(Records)
※
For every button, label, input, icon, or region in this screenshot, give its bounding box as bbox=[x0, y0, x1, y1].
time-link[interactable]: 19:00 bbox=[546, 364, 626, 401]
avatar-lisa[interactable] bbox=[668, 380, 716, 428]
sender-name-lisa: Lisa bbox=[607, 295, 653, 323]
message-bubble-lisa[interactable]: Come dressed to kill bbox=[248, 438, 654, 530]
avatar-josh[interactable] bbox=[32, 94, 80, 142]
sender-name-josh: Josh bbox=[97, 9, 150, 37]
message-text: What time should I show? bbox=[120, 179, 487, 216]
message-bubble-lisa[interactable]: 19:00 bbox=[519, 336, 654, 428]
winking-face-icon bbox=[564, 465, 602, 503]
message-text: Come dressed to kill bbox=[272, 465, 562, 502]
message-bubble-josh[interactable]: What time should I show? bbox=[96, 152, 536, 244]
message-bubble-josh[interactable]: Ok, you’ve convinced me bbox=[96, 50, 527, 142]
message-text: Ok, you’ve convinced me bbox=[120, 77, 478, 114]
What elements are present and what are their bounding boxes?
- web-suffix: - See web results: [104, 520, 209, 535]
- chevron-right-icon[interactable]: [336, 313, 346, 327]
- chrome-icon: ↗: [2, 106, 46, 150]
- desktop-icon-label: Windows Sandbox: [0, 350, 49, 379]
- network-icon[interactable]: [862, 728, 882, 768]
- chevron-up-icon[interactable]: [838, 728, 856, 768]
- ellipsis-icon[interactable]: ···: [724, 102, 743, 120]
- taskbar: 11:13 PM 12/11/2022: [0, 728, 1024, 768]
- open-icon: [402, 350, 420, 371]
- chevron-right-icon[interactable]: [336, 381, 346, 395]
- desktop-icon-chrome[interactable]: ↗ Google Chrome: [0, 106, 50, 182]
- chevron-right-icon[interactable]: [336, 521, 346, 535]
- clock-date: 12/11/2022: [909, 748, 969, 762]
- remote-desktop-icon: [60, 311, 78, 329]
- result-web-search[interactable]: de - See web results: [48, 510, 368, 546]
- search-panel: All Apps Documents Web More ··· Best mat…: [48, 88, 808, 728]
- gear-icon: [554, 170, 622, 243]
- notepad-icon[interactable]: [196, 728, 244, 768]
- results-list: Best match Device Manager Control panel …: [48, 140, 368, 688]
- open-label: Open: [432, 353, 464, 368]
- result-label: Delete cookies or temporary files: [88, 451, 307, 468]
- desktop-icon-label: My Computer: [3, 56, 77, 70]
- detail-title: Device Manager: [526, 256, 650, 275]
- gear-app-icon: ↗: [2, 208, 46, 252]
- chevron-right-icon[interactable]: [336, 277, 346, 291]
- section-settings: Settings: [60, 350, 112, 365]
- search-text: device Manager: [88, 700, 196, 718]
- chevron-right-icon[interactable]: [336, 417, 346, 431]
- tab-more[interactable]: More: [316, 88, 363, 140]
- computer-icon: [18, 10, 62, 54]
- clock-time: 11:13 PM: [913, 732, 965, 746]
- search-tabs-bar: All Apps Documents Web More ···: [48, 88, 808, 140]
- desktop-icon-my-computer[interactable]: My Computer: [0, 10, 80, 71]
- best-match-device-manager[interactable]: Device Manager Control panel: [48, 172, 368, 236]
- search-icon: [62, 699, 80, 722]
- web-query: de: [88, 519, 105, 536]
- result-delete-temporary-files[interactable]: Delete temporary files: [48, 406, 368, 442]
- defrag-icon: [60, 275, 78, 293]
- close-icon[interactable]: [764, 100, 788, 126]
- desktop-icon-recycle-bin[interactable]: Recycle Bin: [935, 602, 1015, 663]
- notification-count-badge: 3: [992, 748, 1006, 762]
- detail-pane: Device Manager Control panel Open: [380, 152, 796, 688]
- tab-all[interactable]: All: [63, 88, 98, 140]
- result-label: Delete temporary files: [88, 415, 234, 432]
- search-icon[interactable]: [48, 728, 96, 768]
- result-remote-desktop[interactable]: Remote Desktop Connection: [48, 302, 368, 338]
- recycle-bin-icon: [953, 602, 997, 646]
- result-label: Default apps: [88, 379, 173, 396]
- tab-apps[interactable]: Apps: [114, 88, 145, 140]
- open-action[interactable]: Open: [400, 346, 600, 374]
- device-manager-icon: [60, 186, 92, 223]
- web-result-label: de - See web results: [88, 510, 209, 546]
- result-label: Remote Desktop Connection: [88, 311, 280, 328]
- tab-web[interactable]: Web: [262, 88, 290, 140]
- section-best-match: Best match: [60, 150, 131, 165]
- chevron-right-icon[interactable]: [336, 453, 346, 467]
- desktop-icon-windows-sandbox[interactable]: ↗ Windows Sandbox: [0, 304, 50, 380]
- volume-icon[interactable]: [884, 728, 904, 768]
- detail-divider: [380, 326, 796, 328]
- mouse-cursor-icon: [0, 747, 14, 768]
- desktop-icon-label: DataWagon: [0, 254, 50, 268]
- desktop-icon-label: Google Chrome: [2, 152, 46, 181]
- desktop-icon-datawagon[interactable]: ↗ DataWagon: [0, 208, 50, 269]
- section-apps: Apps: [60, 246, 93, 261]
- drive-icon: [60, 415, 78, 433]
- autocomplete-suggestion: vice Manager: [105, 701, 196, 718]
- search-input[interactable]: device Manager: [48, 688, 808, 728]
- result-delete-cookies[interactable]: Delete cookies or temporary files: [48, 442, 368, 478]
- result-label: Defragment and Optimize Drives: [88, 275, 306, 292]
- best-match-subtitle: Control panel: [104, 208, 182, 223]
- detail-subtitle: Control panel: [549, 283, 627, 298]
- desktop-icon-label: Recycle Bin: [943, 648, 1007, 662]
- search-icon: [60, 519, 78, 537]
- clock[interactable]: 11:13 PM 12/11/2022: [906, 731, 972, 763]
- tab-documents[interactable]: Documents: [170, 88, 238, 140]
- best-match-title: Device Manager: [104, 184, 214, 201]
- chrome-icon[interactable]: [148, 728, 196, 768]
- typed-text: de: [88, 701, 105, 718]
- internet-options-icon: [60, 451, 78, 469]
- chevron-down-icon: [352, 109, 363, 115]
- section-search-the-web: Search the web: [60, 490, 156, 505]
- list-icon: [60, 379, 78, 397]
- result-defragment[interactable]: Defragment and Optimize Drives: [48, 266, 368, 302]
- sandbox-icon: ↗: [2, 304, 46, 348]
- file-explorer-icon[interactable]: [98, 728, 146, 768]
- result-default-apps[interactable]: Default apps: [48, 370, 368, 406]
※
■ EXERCISE GOAL
Rewrite all the lines above, replacing "chevron-right-icon" with "arrow-right-icon" wherever it occurs and leaving everything else unchanged.

■ ANSWER TO THE PROBLEM
For every button, label, input, icon, or region in this screenshot, give its bounding box as bbox=[x0, y0, x1, y1].
time-link[interactable]: 19:00 bbox=[546, 364, 626, 401]
avatar-lisa[interactable] bbox=[668, 380, 716, 428]
sender-name-lisa: Lisa bbox=[607, 295, 653, 323]
message-bubble-lisa[interactable]: Come dressed to kill bbox=[248, 438, 654, 530]
avatar-josh[interactable] bbox=[32, 94, 80, 142]
sender-name-josh: Josh bbox=[97, 9, 150, 37]
message-text: What time should I show? bbox=[120, 179, 487, 216]
message-bubble-lisa[interactable]: 19:00 bbox=[519, 336, 654, 428]
winking-face-icon bbox=[564, 465, 602, 503]
message-text: Come dressed to kill bbox=[272, 465, 562, 502]
message-bubble-josh[interactable]: What time should I show? bbox=[96, 152, 536, 244]
message-bubble-josh[interactable]: Ok, you’ve convinced me bbox=[96, 50, 527, 142]
message-text: Ok, you’ve convinced me bbox=[120, 77, 478, 114]
What elements are present and what are their bounding boxes?
- web-suffix: - See web results: [104, 520, 209, 535]
- arrow-right-icon[interactable]: [336, 313, 346, 327]
- chrome-icon: ↗: [2, 106, 46, 150]
- desktop-icon-label: Windows Sandbox: [0, 350, 49, 379]
- network-icon[interactable]: [862, 728, 882, 768]
- chevron-up-icon[interactable]: [838, 728, 856, 768]
- ellipsis-icon[interactable]: ···: [724, 102, 743, 120]
- taskbar: 11:13 PM 12/11/2022: [0, 728, 1024, 768]
- open-icon: [402, 350, 420, 371]
- arrow-right-icon[interactable]: [336, 381, 346, 395]
- desktop-icon-chrome[interactable]: ↗ Google Chrome: [0, 106, 50, 182]
- arrow-right-icon[interactable]: [336, 521, 346, 535]
- clock-date: 12/11/2022: [909, 748, 969, 762]
- remote-desktop-icon: [60, 311, 78, 329]
- result-web-search[interactable]: de - See web results: [48, 510, 368, 546]
- search-panel: All Apps Documents Web More ··· Best mat…: [48, 88, 808, 728]
- gear-icon: [554, 170, 622, 243]
- notepad-icon[interactable]: [196, 728, 244, 768]
- results-list: Best match Device Manager Control panel …: [48, 140, 368, 688]
- open-label: Open: [432, 353, 464, 368]
- result-label: Delete cookies or temporary files: [88, 451, 307, 468]
- desktop-icon-label: My Computer: [3, 56, 77, 70]
- detail-title: Device Manager: [526, 256, 650, 275]
- gear-app-icon: ↗: [2, 208, 46, 252]
- arrow-right-icon[interactable]: [336, 277, 346, 291]
- section-settings: Settings: [60, 350, 112, 365]
- search-text: device Manager: [88, 700, 196, 718]
- arrow-right-icon[interactable]: [336, 417, 346, 431]
- tab-more[interactable]: More: [316, 88, 363, 140]
- computer-icon: [18, 10, 62, 54]
- clock-time: 11:13 PM: [913, 732, 965, 746]
- search-tabs-bar: All Apps Documents Web More ···: [48, 88, 808, 140]
- desktop-icon-my-computer[interactable]: My Computer: [0, 10, 80, 71]
- best-match-device-manager[interactable]: Device Manager Control panel: [48, 172, 368, 236]
- search-icon: [62, 699, 80, 722]
- web-query: de: [88, 519, 105, 536]
- result-delete-temporary-files[interactable]: Delete temporary files: [48, 406, 368, 442]
- defrag-icon: [60, 275, 78, 293]
- close-icon[interactable]: [764, 100, 788, 126]
- desktop-icon-recycle-bin[interactable]: Recycle Bin: [935, 602, 1015, 663]
- notification-count-badge: 3: [992, 748, 1006, 762]
- detail-pane: Device Manager Control panel Open: [380, 152, 796, 688]
- tab-all[interactable]: All: [63, 88, 98, 140]
- result-label: Delete temporary files: [88, 415, 234, 432]
- search-icon[interactable]: [48, 728, 96, 768]
- result-remote-desktop[interactable]: Remote Desktop Connection: [48, 302, 368, 338]
- recycle-bin-icon: [953, 602, 997, 646]
- result-label: Default apps: [88, 379, 173, 396]
- tab-apps[interactable]: Apps: [114, 88, 145, 140]
- open-action[interactable]: Open: [400, 346, 600, 374]
- device-manager-icon: [60, 186, 92, 223]
- web-result-label: de - See web results: [88, 510, 209, 546]
- result-label: Remote Desktop Connection: [88, 311, 280, 328]
- tab-web[interactable]: Web: [262, 88, 290, 140]
- section-best-match: Best match: [60, 150, 131, 165]
- arrow-right-icon[interactable]: [336, 453, 346, 467]
- desktop-icon-windows-sandbox[interactable]: ↗ Windows Sandbox: [0, 304, 50, 380]
- volume-icon[interactable]: [884, 728, 904, 768]
- detail-divider: [380, 326, 796, 328]
- mouse-cursor-icon: [0, 747, 14, 768]
- desktop-icon-label: DataWagon: [0, 254, 50, 268]
- desktop-icon-label: Google Chrome: [2, 152, 46, 181]
- desktop-icon-datawagon[interactable]: ↗ DataWagon: [0, 208, 50, 269]
- section-apps: Apps: [60, 246, 93, 261]
- drive-icon: [60, 415, 78, 433]
- autocomplete-suggestion: vice Manager: [105, 701, 196, 718]
- search-input[interactable]: device Manager: [48, 688, 808, 728]
- result-delete-cookies[interactable]: Delete cookies or temporary files: [48, 442, 368, 478]
- result-label: Defragment and Optimize Drives: [88, 275, 306, 292]
- best-match-subtitle: Control panel: [104, 208, 182, 223]
- detail-subtitle: Control panel: [549, 283, 627, 298]
- desktop-icon-label: Recycle Bin: [943, 648, 1007, 662]
- search-icon: [60, 519, 78, 537]
- clock[interactable]: 11:13 PM 12/11/2022: [906, 731, 972, 763]
- tab-documents[interactable]: Documents: [170, 88, 238, 140]
- best-match-title: Device Manager: [104, 184, 214, 201]
- chrome-icon[interactable]: [148, 728, 196, 768]
- typed-text: de: [88, 701, 105, 718]
- internet-options-icon: [60, 451, 78, 469]
- chevron-down-icon: [352, 109, 363, 115]
- section-search-the-web: Search the web: [60, 490, 156, 505]
- list-icon: [60, 379, 78, 397]
- result-defragment[interactable]: Defragment and Optimize Drives: [48, 266, 368, 302]
- sandbox-icon: ↗: [2, 304, 46, 348]
- file-explorer-icon[interactable]: [98, 728, 146, 768]
- result-default-apps[interactable]: Default apps: [48, 370, 368, 406]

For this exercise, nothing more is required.